## PROBLEM:
Retype the data below without altering anything.

## LISTED ENTRIES:
— BEGIN —
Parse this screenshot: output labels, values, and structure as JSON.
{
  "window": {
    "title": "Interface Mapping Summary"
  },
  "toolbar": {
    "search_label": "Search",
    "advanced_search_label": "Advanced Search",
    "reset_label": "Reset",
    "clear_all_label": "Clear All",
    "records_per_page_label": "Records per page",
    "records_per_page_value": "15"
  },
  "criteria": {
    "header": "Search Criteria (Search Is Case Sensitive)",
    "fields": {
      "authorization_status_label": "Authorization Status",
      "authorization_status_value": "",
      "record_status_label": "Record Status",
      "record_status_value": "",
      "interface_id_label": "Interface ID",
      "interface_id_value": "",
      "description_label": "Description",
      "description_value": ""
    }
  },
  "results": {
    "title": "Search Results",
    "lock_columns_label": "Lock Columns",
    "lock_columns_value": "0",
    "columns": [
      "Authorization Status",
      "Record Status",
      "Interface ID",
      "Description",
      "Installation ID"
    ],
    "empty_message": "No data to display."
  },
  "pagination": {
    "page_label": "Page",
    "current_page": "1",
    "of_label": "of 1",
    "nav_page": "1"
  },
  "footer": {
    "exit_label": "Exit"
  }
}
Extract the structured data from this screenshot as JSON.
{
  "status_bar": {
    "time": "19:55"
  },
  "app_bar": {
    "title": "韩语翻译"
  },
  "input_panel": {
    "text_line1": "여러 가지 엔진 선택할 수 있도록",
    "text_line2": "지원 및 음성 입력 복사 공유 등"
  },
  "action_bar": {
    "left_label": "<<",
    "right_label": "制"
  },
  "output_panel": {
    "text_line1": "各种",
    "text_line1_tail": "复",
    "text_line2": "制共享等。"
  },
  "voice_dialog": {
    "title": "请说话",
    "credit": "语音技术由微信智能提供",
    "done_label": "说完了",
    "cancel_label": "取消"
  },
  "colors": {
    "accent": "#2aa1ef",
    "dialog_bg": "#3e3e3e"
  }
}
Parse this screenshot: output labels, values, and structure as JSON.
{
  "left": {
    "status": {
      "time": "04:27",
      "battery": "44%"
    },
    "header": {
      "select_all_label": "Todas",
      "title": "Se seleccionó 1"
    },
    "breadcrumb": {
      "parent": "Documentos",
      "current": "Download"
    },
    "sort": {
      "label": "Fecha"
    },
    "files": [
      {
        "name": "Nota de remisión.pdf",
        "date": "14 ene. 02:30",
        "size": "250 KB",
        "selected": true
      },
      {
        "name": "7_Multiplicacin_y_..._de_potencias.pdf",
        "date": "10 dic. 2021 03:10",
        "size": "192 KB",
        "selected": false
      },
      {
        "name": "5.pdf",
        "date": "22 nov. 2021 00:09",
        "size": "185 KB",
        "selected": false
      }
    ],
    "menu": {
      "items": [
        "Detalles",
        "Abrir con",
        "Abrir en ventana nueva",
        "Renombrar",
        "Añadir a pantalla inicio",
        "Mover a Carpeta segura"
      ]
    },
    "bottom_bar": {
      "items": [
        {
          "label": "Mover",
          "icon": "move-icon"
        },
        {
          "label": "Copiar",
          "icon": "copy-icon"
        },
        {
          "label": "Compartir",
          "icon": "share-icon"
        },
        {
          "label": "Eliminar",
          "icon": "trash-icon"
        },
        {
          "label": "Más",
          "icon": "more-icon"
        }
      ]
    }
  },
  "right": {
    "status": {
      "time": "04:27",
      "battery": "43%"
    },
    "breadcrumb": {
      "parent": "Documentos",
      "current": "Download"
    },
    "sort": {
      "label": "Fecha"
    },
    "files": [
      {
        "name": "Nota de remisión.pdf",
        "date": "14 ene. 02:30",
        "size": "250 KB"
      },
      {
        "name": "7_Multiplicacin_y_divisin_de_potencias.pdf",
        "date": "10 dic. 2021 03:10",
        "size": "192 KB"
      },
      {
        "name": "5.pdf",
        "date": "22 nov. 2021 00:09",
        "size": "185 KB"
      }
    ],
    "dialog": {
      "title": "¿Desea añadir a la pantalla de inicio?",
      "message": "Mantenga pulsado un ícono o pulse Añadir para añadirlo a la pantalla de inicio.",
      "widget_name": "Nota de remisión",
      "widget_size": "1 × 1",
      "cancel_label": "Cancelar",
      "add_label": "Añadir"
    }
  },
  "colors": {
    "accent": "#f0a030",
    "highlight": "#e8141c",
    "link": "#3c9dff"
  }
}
— END —
## RESULT FOR THIS TASK:
Parse this screenshot: output labels, values, and structure as JSON.
{
  "window": {
    "title": "Interface Mapping Summary"
  },
  "toolbar": {
    "search_label": "Search",
    "advanced_search_label": "Advanced Search",
    "reset_label": "Reset",
    "clear_all_label": "Clear All",
    "records_per_page_label": "Records per page",
    "records_per_page_value": "15"
  },
  "criteria": {
    "header": "Search Criteria (Search Is Case Sensitive)",
    "fields": {
      "authorization_status_label": "Authorization Status",
      "authorization_status_value": "",
      "record_status_label": "Record Status",
      "record_status_value": "",
      "interface_id_label": "Interface ID",
      "interface_id_value": "",
      "description_label": "Description",
      "description_value": ""
    }
  },
  "results": {
    "title": "Search Results",
    "lock_columns_label": "Lock Columns",
    "lock_columns_value": "0",
    "columns": [
      "Authorization Status",
      "Record Status",
      "Interface ID",
      "Description",
      "Installation ID"
    ],
    "empty_message": "No data to display."
  },
  "pagination": {
    "page_label": "Page",
    "current_page": "1",
    "of_label": "of 1",
    "nav_page": "1"
  },
  "footer": {
    "exit_label": "Exit"
  }
}
Extract the structured data from this screenshot as JSON.
{
  "status_bar": {
    "time": "19:55"
  },
  "app_bar": {
    "title": "韩语翻译"
  },
  "input_panel": {
    "text_line1": "여러 가지 엔진 선택할 수 있도록",
    "text_line2": "지원 및 음성 입력 복사 공유 등"
  },
  "action_bar": {
    "left_label": "<<",
    "right_label": "制"
  },
  "output_panel": {
    "text_line1": "各种",
    "text_line1_tail": "复",
    "text_line2": "制共享等。"
  },
  "voice_dialog": {
    "title": "请说话",
    "credit": "语音技术由微信智能提供",
    "done_label": "说完了",
    "cancel_label": "取消"
  },
  "colors": {
    "accent": "#2aa1ef",
    "dialog_bg": "#3e3e3e"
  }
}
Parse this screenshot: output labels, values, and structure as JSON.
{
  "left": {
    "status": {
      "time": "04:27",
      "battery": "44%"
    },
    "header": {
      "select_all_label": "Todas",
      "title": "Se seleccionó 1"
    },
    "breadcrumb": {
      "parent": "Documentos",
      "current": "Download"
    },
    "sort": {
      "label": "Fecha"
    },
    "files": [
      {
        "name": "Nota de remisión.pdf",
        "date": "14 ene. 02:30",
        "size": "250 KB",
        "selected": true
      },
      {
        "name": "7_Multiplicacin_y_..._de_potencias.pdf",
        "date": "10 dic. 2021 03:10",
        "size": "192 KB",
        "selected": false
      },
      {
        "name": "5.pdf",
        "date": "22 nov. 2021 00:09",
        "size": "185 KB",
        "selected": false
      }
    ],
    "menu": {
      "items": [
        "Detalles",
        "Abrir con",
        "Abrir en ventana nueva",
        "Renombrar",
        "Añadir a pantalla inicio",
        "Mover a Carpeta segura"
      ]
    },
    "bottom_bar": {
      "items": [
        {
          "label": "Mover",
          "icon": "move-icon"
        },
        {
          "label": "Copiar",
          "icon": "copy-icon"
        },
        {
          "label": "Compartir",
          "icon": "share-icon"
        },
        {
          "label": "Eliminar",
          "icon": "trash-icon"
        },
        {
          "label": "Más",
          "icon": "more-icon"
        }
      ]
    }
  },
  "right": {
    "status": {
      "time": "04:27",
      "battery": "43%"
    },
    "breadcrumb": {
      "parent": "Documentos",
      "current": "Download"
    },
    "sort": {
      "label": "Fecha"
    },
    "files": [
      {
        "name": "Nota de remisión.pdf",
        "date": "14 ene. 02:30",
        "size": "250 KB"
      },
      {
        "name": "7_Multiplicacin_y_divisin_de_potencias.pdf",
        "date": "10 dic. 2021 03:10",
        "size": "192 KB"
      },
      {
        "name": "5.pdf",
        "date": "22 nov. 2021 00:09",
        "size": "185 KB"
      }
    ],
    "dialog": {
      "title": "¿Desea añadir a la pantalla de inicio?",
      "message": "Mantenga pulsado un ícono o pulse Añadir para añadirlo a la pantalla de inicio.",
      "widget_name": "Nota de remisión",
      "widget_size": "1 × 1",
      "cancel_label": "Cancelar",
      "add_label": "Añadir"
    }
  },
  "colors": {
    "accent": "#f0a030",
    "highlight": "#e8141c",
    "link": "#3c9dff"
  }
}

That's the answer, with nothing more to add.